**WRITTEN REQUEST:** Return the entries below verbatim. Pictures stay out.

**RECORDS PROVIDED:**
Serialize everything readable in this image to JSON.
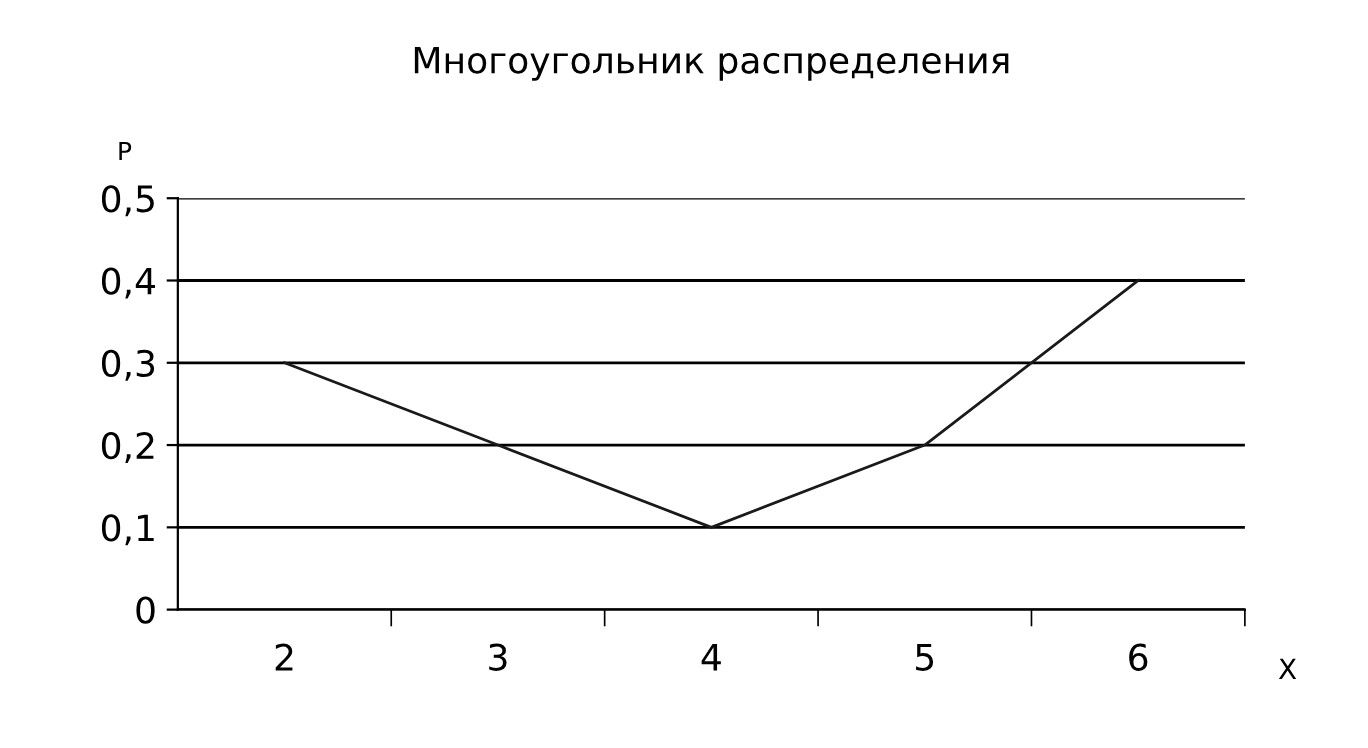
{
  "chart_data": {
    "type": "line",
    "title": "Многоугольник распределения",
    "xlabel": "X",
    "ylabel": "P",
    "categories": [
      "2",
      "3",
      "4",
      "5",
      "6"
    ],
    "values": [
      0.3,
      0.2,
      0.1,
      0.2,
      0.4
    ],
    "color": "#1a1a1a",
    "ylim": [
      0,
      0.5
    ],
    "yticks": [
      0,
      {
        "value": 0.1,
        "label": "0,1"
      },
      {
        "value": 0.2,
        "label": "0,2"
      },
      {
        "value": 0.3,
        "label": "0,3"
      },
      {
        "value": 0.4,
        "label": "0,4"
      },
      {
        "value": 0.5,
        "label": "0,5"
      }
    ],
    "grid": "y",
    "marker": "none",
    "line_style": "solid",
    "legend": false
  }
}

**FINAL RESULT:**
Serialize everything readable in this image to JSON.
{
  "chart_data": {
    "type": "line",
    "title": "Многоугольник распределения",
    "xlabel": "X",
    "ylabel": "P",
    "categories": [
      "2",
      "3",
      "4",
      "5",
      "6"
    ],
    "values": [
      0.3,
      0.2,
      0.1,
      0.2,
      0.4
    ],
    "color": "#1a1a1a",
    "ylim": [
      0,
      0.5
    ],
    "yticks": [
      0,
      {
        "value": 0.1,
        "label": "0,1"
      },
      {
        "value": 0.2,
        "label": "0,2"
      },
      {
        "value": 0.3,
        "label": "0,3"
      },
      {
        "value": 0.4,
        "label": "0,4"
      },
      {
        "value": 0.5,
        "label": "0,5"
      }
    ],
    "grid": "y",
    "marker": "none",
    "line_style": "solid",
    "legend": false
  }
}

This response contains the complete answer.